>> begin
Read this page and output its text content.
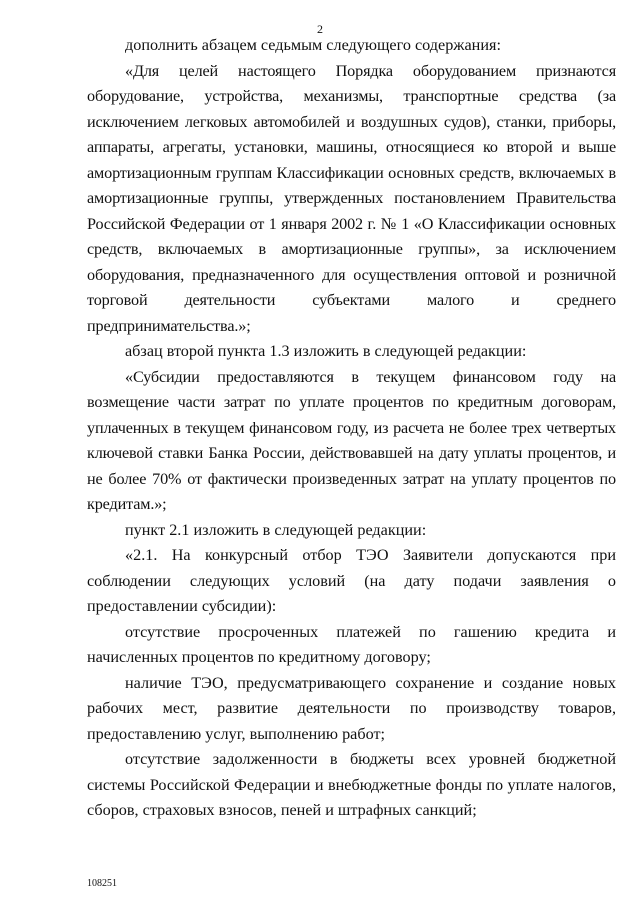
2

дополнить абзацем седьмым следующего содержания:

«Для целей настоящего Порядка оборудованием признаются оборудование, устройства, механизмы, транспортные средства (за исключением легковых автомобилей и воздушных судов), станки, приборы, аппараты, агрегаты, установки, машины, относящиеся ко второй и выше амортизационным группам Классификации основных средств, включаемых в амортизационные группы, утвержденных постановлением Правительства Российской Федерации от 1 января 2002 г. № 1 «О Классификации основных средств, включаемых в амортизационные группы», за исключением оборудования, предназначенного для осуществления оптовой и розничной торговой деятельности субъектами малого и среднего предпринимательства.»;

абзац второй пункта 1.3 изложить в следующей редакции:

«Субсидии предоставляются в текущем финансовом году на возмещение части затрат по уплате процентов по кредитным договорам, уплаченных в текущем финансовом году, из расчета не более трех четвертых ключевой ставки Банка России, действовавшей на дату уплаты процентов, и не более 70% от фактически произведенных затрат на уплату процентов по кредитам.»;

пункт 2.1 изложить в следующей редакции:

«2.1. На конкурсный отбор ТЭО Заявители допускаются при соблюдении следующих условий (на дату подачи заявления о предоставлении субсидии):

отсутствие просроченных платежей по гашению кредита и начисленных процентов по кредитному договору;

наличие ТЭО, предусматривающего сохранение и создание новых рабочих мест, развитие деятельности по производству товаров, предоставлению услуг, выполнению работ;

отсутствие задолженности в бюджеты всех уровней бюджетной системы Российской Федерации и внебюджетные фонды по уплате налогов, сборов, страховых взносов, пеней и штрафных санкций;

108251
>> end
**WHAT YOU HAVE TO DO**
List every line above that holds the word "Федерации".

**ANSWER TO THE EXERCISE**
«Для целей настоящего Порядка оборудованием признаются оборудование, устройства, механизмы, транспортные средства (за исключением легковых автомобилей и воздушных судов), станки, приборы, аппараты, агрегаты, установки, машины, относящиеся ко второй и выше амортизационным группам Классификации основных средств, включаемых в амортизационные группы, утвержденных постановлением Правительства Российской Федерации от 1 января 2002 г. № 1 «О Классификации основных средств, включаемых в амортизационные группы», за исключением оборудования, предназначенного для осуществления оптовой и розничной торговой деятельности субъектами малого и среднего предпринимательства.»;
отсутствие задолженности в бюджеты всех уровней бюджетной системы Российской Федерации и внебюджетные фонды по уплате налогов, сборов, страховых взносов, пеней и штрафных санкций;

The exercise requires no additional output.